## Exercise requirements
Output all the material that follows, exactly as given.
-- Start Records provided --
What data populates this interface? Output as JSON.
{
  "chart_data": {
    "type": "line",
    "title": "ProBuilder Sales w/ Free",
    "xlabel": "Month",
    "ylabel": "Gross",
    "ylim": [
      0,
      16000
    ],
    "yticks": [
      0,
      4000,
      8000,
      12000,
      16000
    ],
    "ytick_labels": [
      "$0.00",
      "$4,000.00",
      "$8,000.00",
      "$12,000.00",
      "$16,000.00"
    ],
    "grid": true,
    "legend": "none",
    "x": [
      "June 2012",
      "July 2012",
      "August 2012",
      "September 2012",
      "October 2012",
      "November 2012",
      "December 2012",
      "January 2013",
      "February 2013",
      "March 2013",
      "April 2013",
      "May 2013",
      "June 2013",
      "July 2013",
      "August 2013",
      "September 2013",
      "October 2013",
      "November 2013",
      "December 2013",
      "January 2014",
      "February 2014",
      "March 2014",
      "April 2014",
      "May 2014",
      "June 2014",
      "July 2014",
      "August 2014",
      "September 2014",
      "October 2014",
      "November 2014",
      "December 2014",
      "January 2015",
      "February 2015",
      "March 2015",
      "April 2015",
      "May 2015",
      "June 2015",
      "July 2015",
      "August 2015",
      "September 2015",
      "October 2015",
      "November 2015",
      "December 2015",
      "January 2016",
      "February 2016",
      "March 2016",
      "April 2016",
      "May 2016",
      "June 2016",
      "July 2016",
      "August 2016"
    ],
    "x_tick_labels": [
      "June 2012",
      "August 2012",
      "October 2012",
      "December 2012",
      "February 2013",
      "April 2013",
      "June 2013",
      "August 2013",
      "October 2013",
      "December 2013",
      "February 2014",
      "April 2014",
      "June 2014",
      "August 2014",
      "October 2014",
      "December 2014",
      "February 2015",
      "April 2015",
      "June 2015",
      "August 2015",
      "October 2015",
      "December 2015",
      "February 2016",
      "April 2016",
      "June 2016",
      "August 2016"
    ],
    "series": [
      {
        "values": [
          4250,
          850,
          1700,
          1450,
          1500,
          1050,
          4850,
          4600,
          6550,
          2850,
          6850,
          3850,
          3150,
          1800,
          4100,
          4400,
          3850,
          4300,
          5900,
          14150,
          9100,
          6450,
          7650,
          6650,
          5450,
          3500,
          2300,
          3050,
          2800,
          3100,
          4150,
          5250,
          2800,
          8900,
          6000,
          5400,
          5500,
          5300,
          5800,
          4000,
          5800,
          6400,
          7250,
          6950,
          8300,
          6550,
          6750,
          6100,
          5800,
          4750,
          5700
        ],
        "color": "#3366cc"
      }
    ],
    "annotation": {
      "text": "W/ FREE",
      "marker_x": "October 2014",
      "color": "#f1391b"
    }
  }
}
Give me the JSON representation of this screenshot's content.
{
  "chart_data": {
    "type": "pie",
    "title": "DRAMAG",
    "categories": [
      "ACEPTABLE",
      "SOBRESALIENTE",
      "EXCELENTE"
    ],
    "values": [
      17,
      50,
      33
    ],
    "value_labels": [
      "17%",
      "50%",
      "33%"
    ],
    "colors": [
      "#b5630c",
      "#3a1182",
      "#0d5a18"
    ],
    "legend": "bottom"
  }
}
-- End Records provided --
## The reply
What data populates this interface? Output as JSON.
{
  "chart_data": {
    "type": "line",
    "title": "ProBuilder Sales w/ Free",
    "xlabel": "Month",
    "ylabel": "Gross",
    "ylim": [
      0,
      16000
    ],
    "yticks": [
      0,
      4000,
      8000,
      12000,
      16000
    ],
    "ytick_labels": [
      "$0.00",
      "$4,000.00",
      "$8,000.00",
      "$12,000.00",
      "$16,000.00"
    ],
    "grid": true,
    "legend": "none",
    "x": [
      "June 2012",
      "July 2012",
      "August 2012",
      "September 2012",
      "October 2012",
      "November 2012",
      "December 2012",
      "January 2013",
      "February 2013",
      "March 2013",
      "April 2013",
      "May 2013",
      "June 2013",
      "July 2013",
      "August 2013",
      "September 2013",
      "October 2013",
      "November 2013",
      "December 2013",
      "January 2014",
      "February 2014",
      "March 2014",
      "April 2014",
      "May 2014",
      "June 2014",
      "July 2014",
      "August 2014",
      "September 2014",
      "October 2014",
      "November 2014",
      "December 2014",
      "January 2015",
      "February 2015",
      "March 2015",
      "April 2015",
      "May 2015",
      "June 2015",
      "July 2015",
      "August 2015",
      "September 2015",
      "October 2015",
      "November 2015",
      "December 2015",
      "January 2016",
      "February 2016",
      "March 2016",
      "April 2016",
      "May 2016",
      "June 2016",
      "July 2016",
      "August 2016"
    ],
    "x_tick_labels": [
      "June 2012",
      "August 2012",
      "October 2012",
      "December 2012",
      "February 2013",
      "April 2013",
      "June 2013",
      "August 2013",
      "October 2013",
      "December 2013",
      "February 2014",
      "April 2014",
      "June 2014",
      "August 2014",
      "October 2014",
      "December 2014",
      "February 2015",
      "April 2015",
      "June 2015",
      "August 2015",
      "October 2015",
      "December 2015",
      "February 2016",
      "April 2016",
      "June 2016",
      "August 2016"
    ],
    "series": [
      {
        "values": [
          4250,
          850,
          1700,
          1450,
          1500,
          1050,
          4850,
          4600,
          6550,
          2850,
          6850,
          3850,
          3150,
          1800,
          4100,
          4400,
          3850,
          4300,
          5900,
          14150,
          9100,
          6450,
          7650,
          6650,
          5450,
          3500,
          2300,
          3050,
          2800,
          3100,
          4150,
          5250,
          2800,
          8900,
          6000,
          5400,
          5500,
          5300,
          5800,
          4000,
          5800,
          6400,
          7250,
          6950,
          8300,
          6550,
          6750,
          6100,
          5800,
          4750,
          5700
        ],
        "color": "#3366cc"
      }
    ],
    "annotation": {
      "text": "W/ FREE",
      "marker_x": "October 2014",
      "color": "#f1391b"
    }
  }
}
Give me the JSON representation of this screenshot's content.
{
  "chart_data": {
    "type": "pie",
    "title": "DRAMAG",
    "categories": [
      "ACEPTABLE",
      "SOBRESALIENTE",
      "EXCELENTE"
    ],
    "values": [
      17,
      50,
      33
    ],
    "value_labels": [
      "17%",
      "50%",
      "33%"
    ],
    "colors": [
      "#b5630c",
      "#3a1182",
      "#0d5a18"
    ],
    "legend": "bottom"
  }
}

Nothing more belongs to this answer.